Description of the task: Repeat the listing in full, word for word.

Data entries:

# # # # # # #

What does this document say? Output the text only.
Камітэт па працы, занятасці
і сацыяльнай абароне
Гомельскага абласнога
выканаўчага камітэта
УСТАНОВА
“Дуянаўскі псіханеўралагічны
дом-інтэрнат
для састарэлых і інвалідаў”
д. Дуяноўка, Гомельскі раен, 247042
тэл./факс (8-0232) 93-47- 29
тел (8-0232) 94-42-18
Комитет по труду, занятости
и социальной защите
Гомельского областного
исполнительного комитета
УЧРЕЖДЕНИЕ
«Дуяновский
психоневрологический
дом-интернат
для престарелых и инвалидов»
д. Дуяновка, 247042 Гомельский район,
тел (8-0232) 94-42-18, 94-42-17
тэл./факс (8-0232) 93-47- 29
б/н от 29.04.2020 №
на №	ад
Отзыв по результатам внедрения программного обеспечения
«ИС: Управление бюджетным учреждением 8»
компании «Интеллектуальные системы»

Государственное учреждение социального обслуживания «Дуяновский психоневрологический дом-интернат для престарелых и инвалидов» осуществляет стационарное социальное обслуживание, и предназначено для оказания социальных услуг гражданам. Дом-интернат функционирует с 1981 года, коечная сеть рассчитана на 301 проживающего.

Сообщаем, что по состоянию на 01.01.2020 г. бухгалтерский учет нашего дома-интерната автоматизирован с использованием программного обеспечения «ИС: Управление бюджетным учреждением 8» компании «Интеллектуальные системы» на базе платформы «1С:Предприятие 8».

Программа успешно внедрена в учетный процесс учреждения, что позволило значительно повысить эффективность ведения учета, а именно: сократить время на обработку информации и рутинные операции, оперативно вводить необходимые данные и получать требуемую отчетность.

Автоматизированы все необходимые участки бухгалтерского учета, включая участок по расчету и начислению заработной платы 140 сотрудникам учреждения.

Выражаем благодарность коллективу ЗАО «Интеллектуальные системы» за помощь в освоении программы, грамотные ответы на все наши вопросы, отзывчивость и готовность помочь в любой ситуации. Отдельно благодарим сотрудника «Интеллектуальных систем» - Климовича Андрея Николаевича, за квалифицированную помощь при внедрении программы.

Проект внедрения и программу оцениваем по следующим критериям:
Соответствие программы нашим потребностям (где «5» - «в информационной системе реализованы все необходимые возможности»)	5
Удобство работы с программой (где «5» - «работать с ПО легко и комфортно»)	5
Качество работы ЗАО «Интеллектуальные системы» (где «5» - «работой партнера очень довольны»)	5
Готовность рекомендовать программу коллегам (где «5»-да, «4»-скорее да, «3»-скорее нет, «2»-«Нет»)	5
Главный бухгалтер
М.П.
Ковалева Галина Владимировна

# # # # # # #

Solution for this exercise:
What does this document say? Output the text only.
Камітэт па працы, занятасці
і сацыяльнай абароне
Гомельскага абласнога
выканаўчага камітэта
УСТАНОВА
“Дуянаўскі псіханеўралагічны
дом-інтэрнат
для састарэлых і інвалідаў”
д. Дуяноўка, Гомельскі раен, 247042
тэл./факс (8-0232) 93-47- 29
тел (8-0232) 94-42-18
Комитет по труду, занятости
и социальной защите
Гомельского областного
исполнительного комитета
УЧРЕЖДЕНИЕ
«Дуяновский
психоневрологический
дом-интернат
для престарелых и инвалидов»
д. Дуяновка, 247042 Гомельский район,
тел (8-0232) 94-42-18, 94-42-17
тэл./факс (8-0232) 93-47- 29
б/н от 29.04.2020 №
на №	ад
Отзыв по результатам внедрения программного обеспечения
«ИС: Управление бюджетным учреждением 8»
компании «Интеллектуальные системы»

Государственное учреждение социального обслуживания «Дуяновский психоневрологический дом-интернат для престарелых и инвалидов» осуществляет стационарное социальное обслуживание, и предназначено для оказания социальных услуг гражданам. Дом-интернат функционирует с 1981 года, коечная сеть рассчитана на 301 проживающего.

Сообщаем, что по состоянию на 01.01.2020 г. бухгалтерский учет нашего дома-интерната автоматизирован с использованием программного обеспечения «ИС: Управление бюджетным учреждением 8» компании «Интеллектуальные системы» на базе платформы «1С:Предприятие 8».

Программа успешно внедрена в учетный процесс учреждения, что позволило значительно повысить эффективность ведения учета, а именно: сократить время на обработку информации и рутинные операции, оперативно вводить необходимые данные и получать требуемую отчетность.

Автоматизированы все необходимые участки бухгалтерского учета, включая участок по расчету и начислению заработной платы 140 сотрудникам учреждения.

Выражаем благодарность коллективу ЗАО «Интеллектуальные системы» за помощь в освоении программы, грамотные ответы на все наши вопросы, отзывчивость и готовность помочь в любой ситуации. Отдельно благодарим сотрудника «Интеллектуальных систем» - Климовича Андрея Николаевича, за квалифицированную помощь при внедрении программы.

Проект внедрения и программу оцениваем по следующим критериям:
Соответствие программы нашим потребностям (где «5» - «в информационной системе реализованы все необходимые возможности»)	5
Удобство работы с программой (где «5» - «работать с ПО легко и комфортно»)	5
Качество работы ЗАО «Интеллектуальные системы» (где «5» - «работой партнера очень довольны»)	5
Готовность рекомендовать программу коллегам (где «5»-да, «4»-скорее да, «3»-скорее нет, «2»-«Нет»)	5
Главный бухгалтер
М.П.
Ковалева Галина Владимировна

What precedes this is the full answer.